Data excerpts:

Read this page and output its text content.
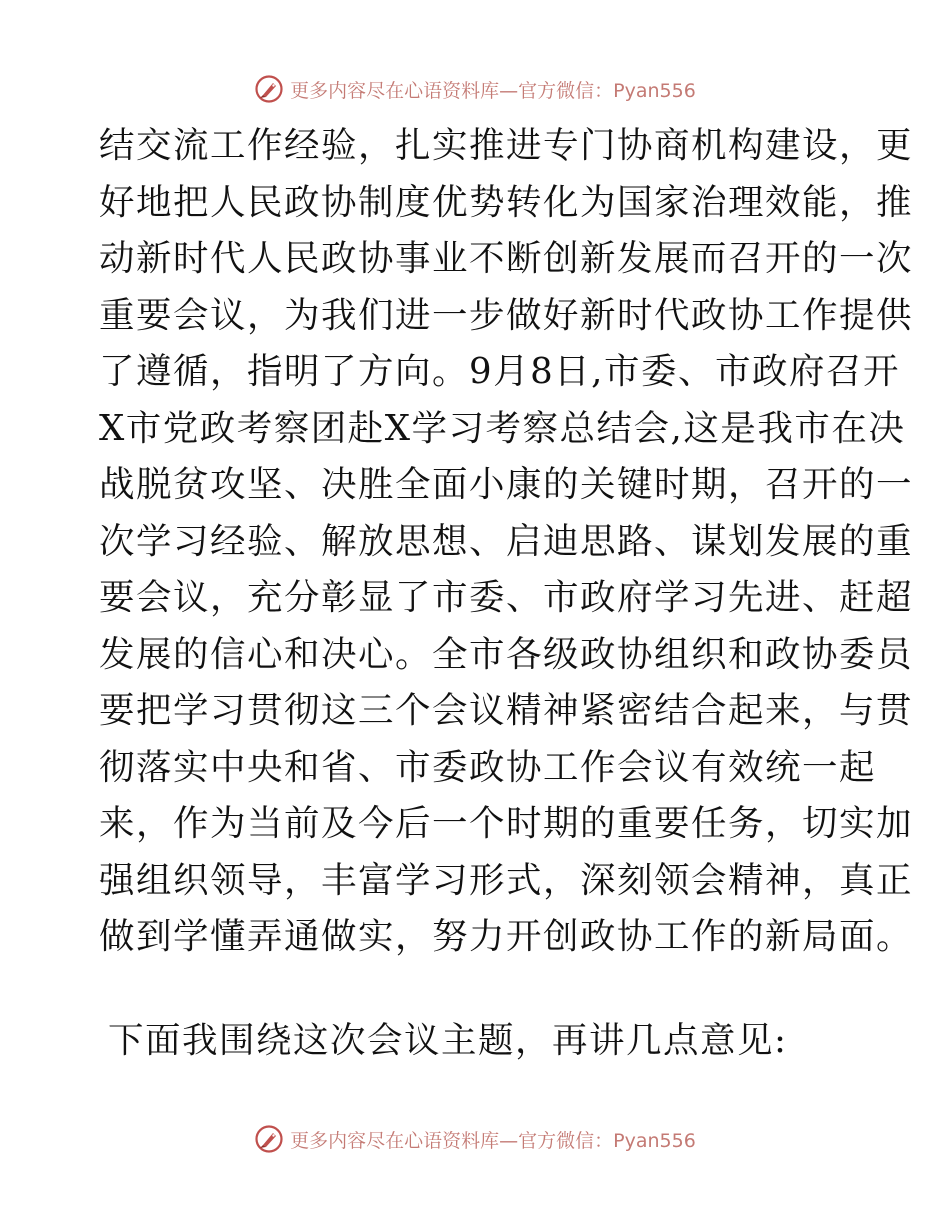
更多内容尽在心语资料库—官方微信：Pyan556
结交流工作经验，扎实推进专门协商机构建设，更
好地把人民政协制度优势转化为国家治理效能，推
动新时代人民政协事业不断创新发展而召开的一次
重要会议，为我们进一步做好新时代政协工作提供
了遵循，指明了方向。9月8日,市委、市政府召开
X市党政考察团赴X学习考察总结会,这是我市在决
战脱贫攻坚、决胜全面小康的关键时期，召开的一
次学习经验、解放思想、启迪思路、谋划发展的重
要会议，充分彰显了市委、市政府学习先进、赶超
发展的信心和决心。全市各级政协组织和政协委员
要把学习贯彻这三个会议精神紧密结合起来，与贯
彻落实中央和省、市委政协工作会议有效统一起
来，作为当前及今后一个时期的重要任务，切实加
强组织领导，丰富学习形式，深刻领会精神，真正
做到学懂弄通做实，努力开创政协工作的新局面。
下面我围绕这次会议主题，再讲几点意见:
更多内容尽在心语资料库—官方微信：Pyan556
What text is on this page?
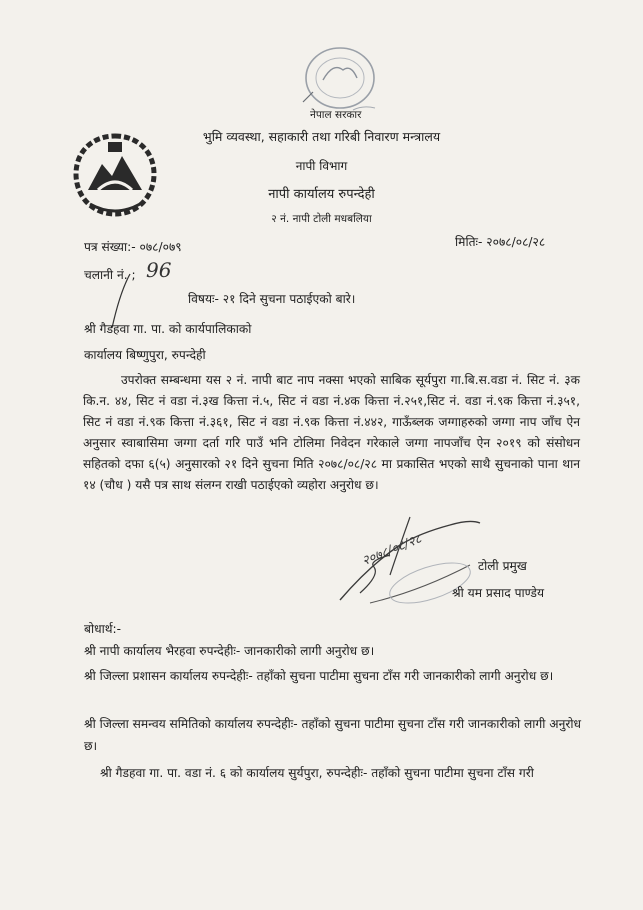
नेपाल सरकार
भुमि व्यवस्था, सहाकारी तथा गरिबी निवारण मन्त्रालय
नापी विभाग
नापी कार्यालय रुपन्देही
२ नं. नापी टोली मधबलिया
पत्र संख्या:- ०७८/०७९	मितिः- २०७८/०८/२८
चलानी नं. ; 96
विषयः- २१ दिने सुचना पठाईएको बारे।
श्री गैडहवा गा. पा. को कार्यपालिकाको
कार्यालय बिष्णुपुरा, रुपन्देही
उपरोक्त सम्बन्धमा यस २ नं. नापी बाट नाप नक्सा भएको साबिक सूर्यपुरा गा.बि.स.वडा नं. सिट नं. ३क कि.न. ४४, सिट नं वडा नं.३ख कित्ता नं.५, सिट नं वडा नं.४क कित्ता नं.२५१,सिट नं. वडा नं.९क कित्ता नं.३५१, सिट नं वडा नं.९क कित्ता नं.३६१, सिट नं वडा नं.९क कित्ता नं.४४२, गाऊँब्लक जग्गाहरुको जग्गा नाप जाँच ऐन अनुसार स्वाबासिमा जग्गा दर्ता गरि पाउँ भनि टोलिमा निवेदन गरेकाले जग्गा नापजाँच ऐन २०१९ को संसोधन सहितको दफा ६(५) अनुसारको २१ दिने सुचना मिति २०७८/०८/२८ मा प्रकासित भएको साथै सुचनाको पाना थान १४ (चौध ) यसै पत्र साथ संलग्न राखी पठाईएको व्यहोरा अनुरोध छ।
२०७८/०८/२८	टोली प्रमुख
श्री यम प्रसाद पाण्डेय
बोधार्थ:-
श्री नापी कार्यालय भैरहवा रुपन्देहीः- जानकारीको लागी अनुरोध छ।
श्री जिल्ला प्रशासन कार्यालय रुपन्देहीः- तहाँको सुचना पाटीमा सुचना टाँस गरी जानकारीको लागी अनुरोध छ।
श्री जिल्ला समन्वय समितिको कार्यालय रुपन्देहीः- तहाँको सुचना पाटीमा सुचना टाँस गरी जानकारीको लागी अनुरोध छ।
श्री गैडहवा गा. पा. वडा नं. ६ को कार्यालय सुर्यपुरा, रुपन्देहीः- तहाँको सुचना पाटीमा सुचना टाँस गरी
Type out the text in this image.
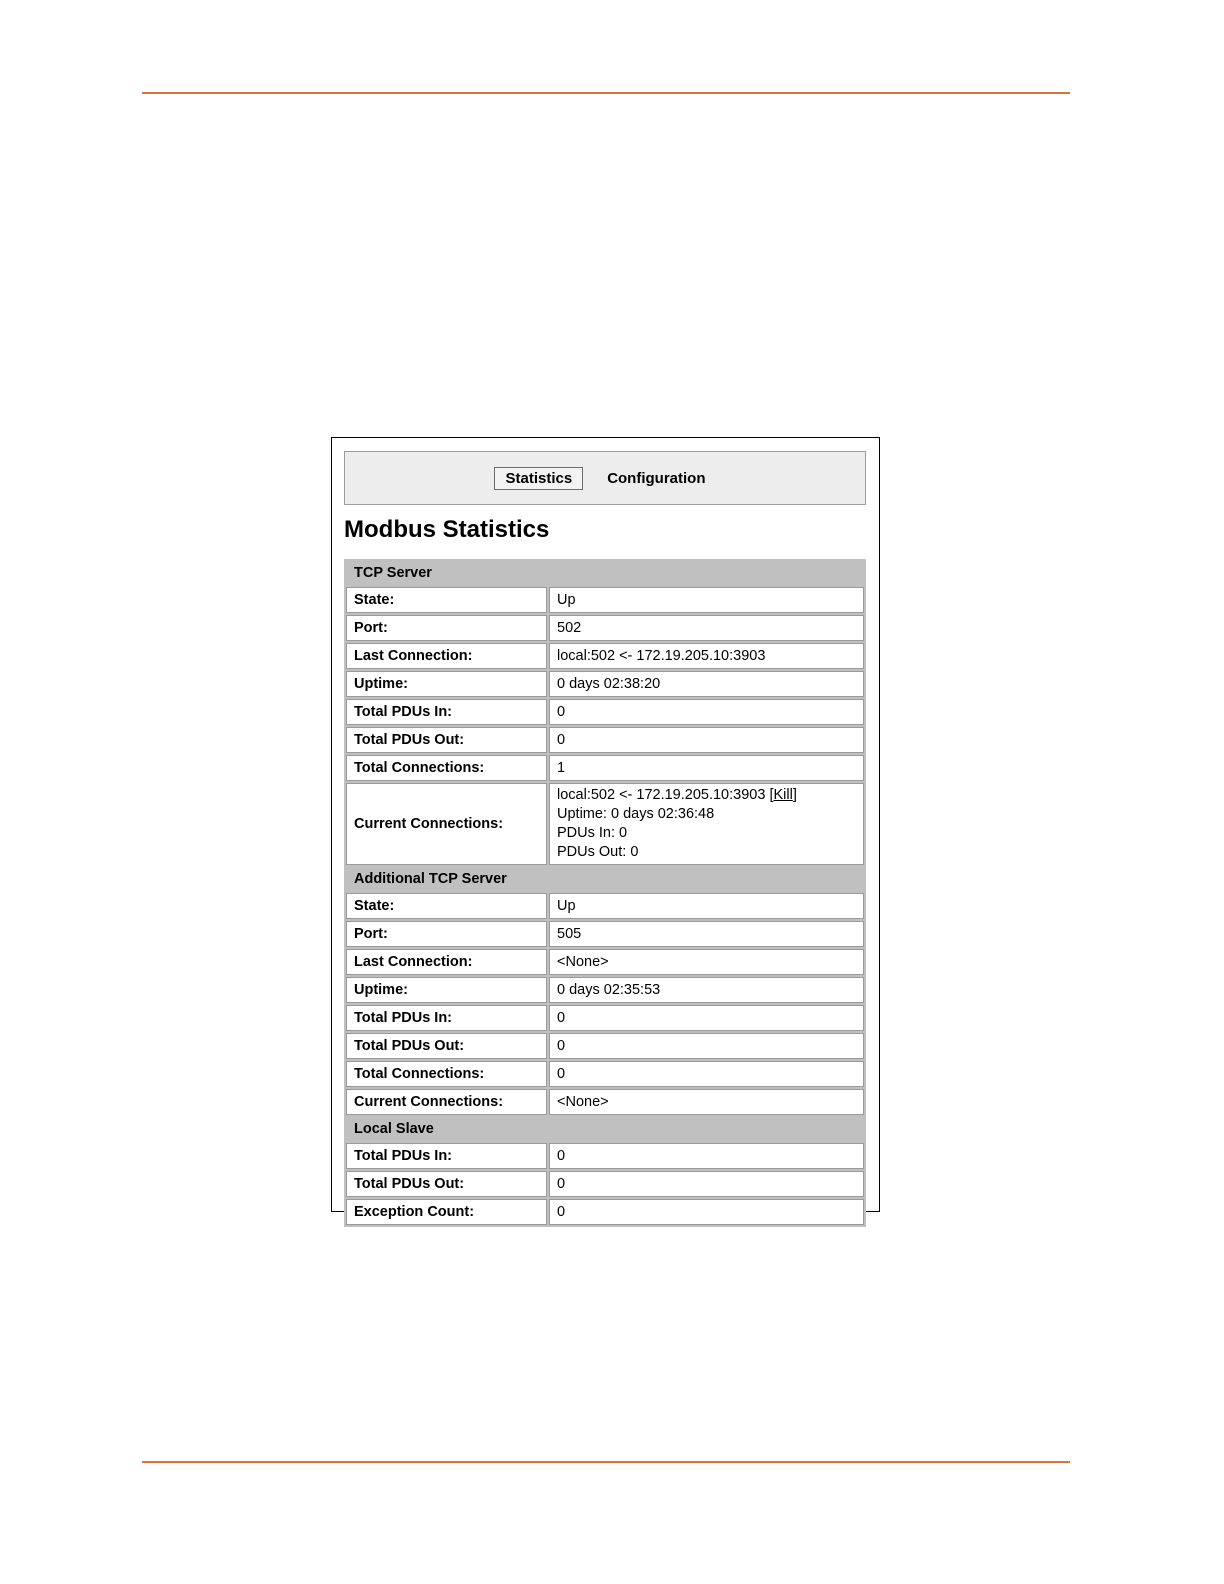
Statistics	Configuration
Modbus Statistics
TCP Server	
State:	Up
Port:	502
Last Connection:	local:502 <- 172.19.205.10:3903
Uptime:	0 days 02:38:20
Total PDUs In:	0
Total PDUs Out:	0
Total Connections:	1
Current Connections:	local:502 <- 172.19.205.10:3903 [Kill]
Uptime: 0 days 02:36:48
PDUs In: 0
PDUs Out: 0

Additional TCP Server	
State:	Up
Port:	505
Last Connection:	<None>
Uptime:	0 days 02:35:53
Total PDUs In:	0
Total PDUs Out:	0
Total Connections:	0
Current Connections:	<None>
Local Slave	
Total PDUs In:	0
Total PDUs Out:	0
Exception Count:	0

### What the exercise asks
Only the lines from the line with "Type out the text in this image." to the end of the records should be repeated, exactly and without pictures.

### Output below
Type out the text in this image.
Statistics	Configuration
Modbus Statistics
TCP Server	
State:	Up
Port:	502
Last Connection:	local:502 <- 172.19.205.10:3903
Uptime:	0 days 02:38:20
Total PDUs In:	0
Total PDUs Out:	0
Total Connections:	1
Current Connections:	local:502 <- 172.19.205.10:3903 [Kill]
Uptime: 0 days 02:36:48
PDUs In: 0
PDUs Out: 0

Additional TCP Server	
State:	Up
Port:	505
Last Connection:	<None>
Uptime:	0 days 02:35:53
Total PDUs In:	0
Total PDUs Out:	0
Total Connections:	0
Current Connections:	<None>
Local Slave	
Total PDUs In:	0
Total PDUs Out:	0
Exception Count:	0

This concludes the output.